* begin Entries supplied *

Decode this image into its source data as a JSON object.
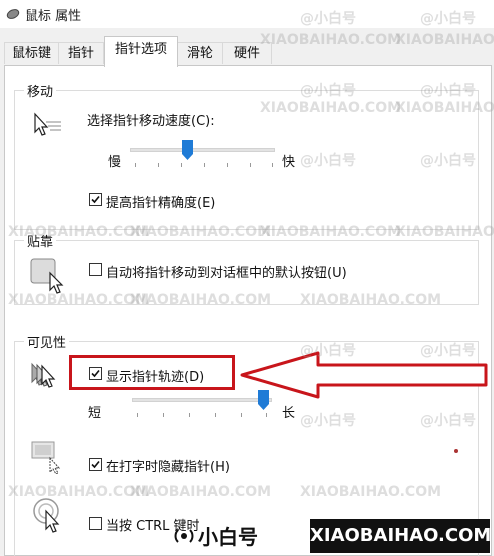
{
  "window": {
    "title": "鼠标 属性"
  },
  "tabs": [
    {
      "label": "鼠标键"
    },
    {
      "label": "指针"
    },
    {
      "label": "指针选项"
    },
    {
      "label": "滑轮"
    },
    {
      "label": "硬件"
    }
  ],
  "motion": {
    "group_title": "移动",
    "speed_label": "选择指针移动速度(C):",
    "slow_label": "慢",
    "fast_label": "快",
    "speed_level": 0.5,
    "precision_label": "提高指针精确度(E)",
    "precision_checked": true
  },
  "snap": {
    "group_title": "贴靠",
    "label": "自动将指针移动到对话框中的默认按钮(U)",
    "checked": false
  },
  "visibility": {
    "group_title": "可见性",
    "trails_label": "显示指针轨迹(D)",
    "trails_checked": true,
    "short_label": "短",
    "long_label": "长",
    "trail_level": 1.0,
    "hide_label": "在打字时隐藏指针(H)",
    "hide_checked": true,
    "ctrl_label": "当按 CTRL 键时"
  },
  "watermark": {
    "text_cn": "@小白号",
    "text_en": "XIAOBAIHAO.COM"
  },
  "banner": {
    "brand_cn": "小白号",
    "brand_en": "XIAOBAIHAO.COM"
  },
  "colors": {
    "highlight": "#c8151b",
    "slider_thumb": "#1f7bd6"
  }
}
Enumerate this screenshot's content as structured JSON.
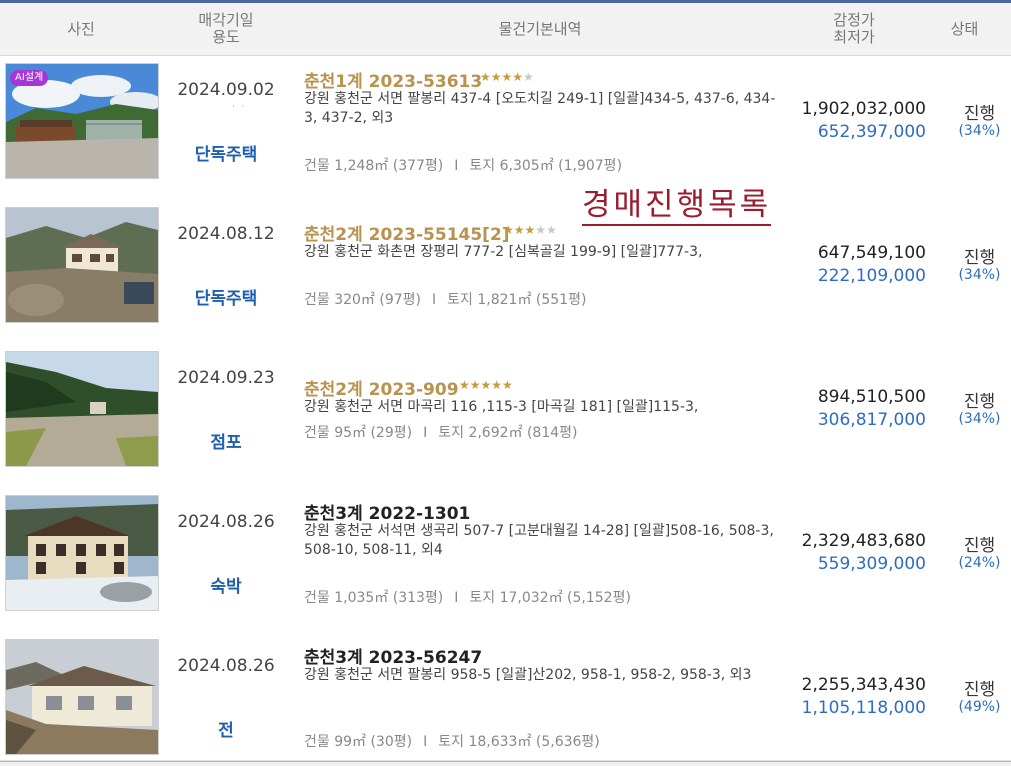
{
  "header": {
    "photo": "사진",
    "date_line1": "매각기일",
    "date_line2": "용도",
    "basic": "물건기본내역",
    "price_line1": "감정가",
    "price_line2": "최저가",
    "status": "상태"
  },
  "overlay_title": "경매진행목록",
  "colors": {
    "gold": "#b8924f",
    "blue": "#2d6bc7",
    "overlay": "#9c1c2f",
    "badge": "#a637d6"
  },
  "rows": [
    {
      "badge": "AI설계",
      "date": "2024.09.02",
      "usage": "단독주택",
      "case": "춘천1계 2023-53613",
      "stars": 4,
      "address": "강원 홍천군 서면 팔봉리 437-4 [오도치길 249-1]  [일괄]434-5, 437-6, 434-3, 437-2, 외3",
      "building": "건물 1,248㎡ (377평)",
      "land": "토지 6,305㎡ (1,907평)",
      "appraisal": "1,902,032,000",
      "minimum": "652,397,000",
      "status": "진행",
      "pct": "(34%)"
    },
    {
      "date": "2024.08.12",
      "usage": "단독주택",
      "case": "춘천2계 2023-55145[2]",
      "stars": 3,
      "address": "강원 홍천군 화촌면 장평리 777-2 [심복골길 199-9]  [일괄]777-3,",
      "building": "건물 320㎡ (97평)",
      "land": "토지 1,821㎡ (551평)",
      "appraisal": "647,549,100",
      "minimum": "222,109,000",
      "status": "진행",
      "pct": "(34%)"
    },
    {
      "date": "2024.09.23",
      "usage": "점포",
      "case": "춘천2계 2023-909",
      "stars": 5,
      "address": "강원 홍천군 서면 마곡리 116 ,115-3 [마곡길 181]  [일괄]115-3,",
      "building": "건물 95㎡ (29평)",
      "land": "토지 2,692㎡ (814평)",
      "appraisal": "894,510,500",
      "minimum": "306,817,000",
      "status": "진행",
      "pct": "(34%)"
    },
    {
      "date": "2024.08.26",
      "usage": "숙박",
      "case": "춘천3계 2022-1301",
      "address": "강원 홍천군 서석면 생곡리 507-7 [고분대월길 14-28]  [일괄]508-16, 508-3, 508-10, 508-11, 외4",
      "building": "건물 1,035㎡ (313평)",
      "land": "토지 17,032㎡ (5,152평)",
      "appraisal": "2,329,483,680",
      "minimum": "559,309,000",
      "status": "진행",
      "pct": "(24%)"
    },
    {
      "date": "2024.08.26",
      "usage": "전",
      "case": "춘천3계 2023-56247",
      "address": "강원 홍천군 서면 팔봉리 958-5  [일괄]산202, 958-1, 958-2, 958-3, 외3",
      "building": "건물 99㎡ (30평)",
      "land": "토지 18,633㎡ (5,636평)",
      "appraisal": "2,255,343,430",
      "minimum": "1,105,118,000",
      "status": "진행",
      "pct": "(49%)"
    }
  ]
}
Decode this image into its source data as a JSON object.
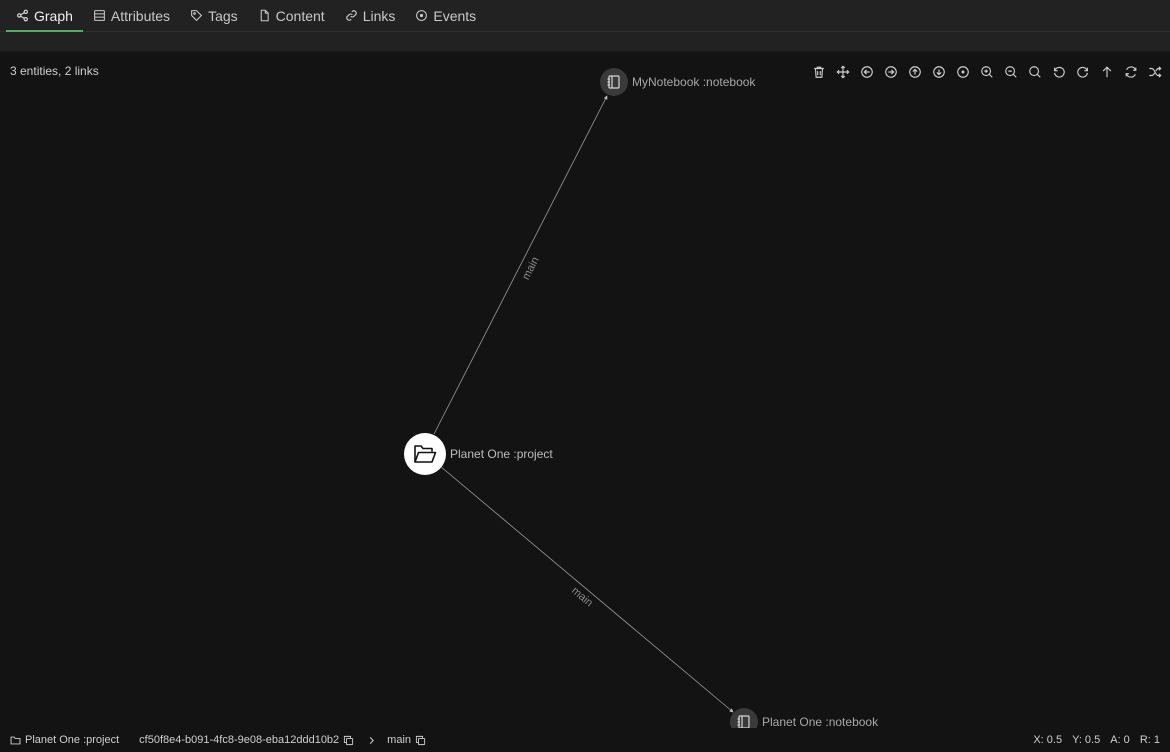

* end Entries supplied *

# Exercise details
Identify the lines of the entries containing the string "usage". Copy each such line.

# Written solution
      "usage": "단독주택",
      "usage": "단독주택",
      "usage": "점포",
      "usage": "숙박",
      "usage": "전",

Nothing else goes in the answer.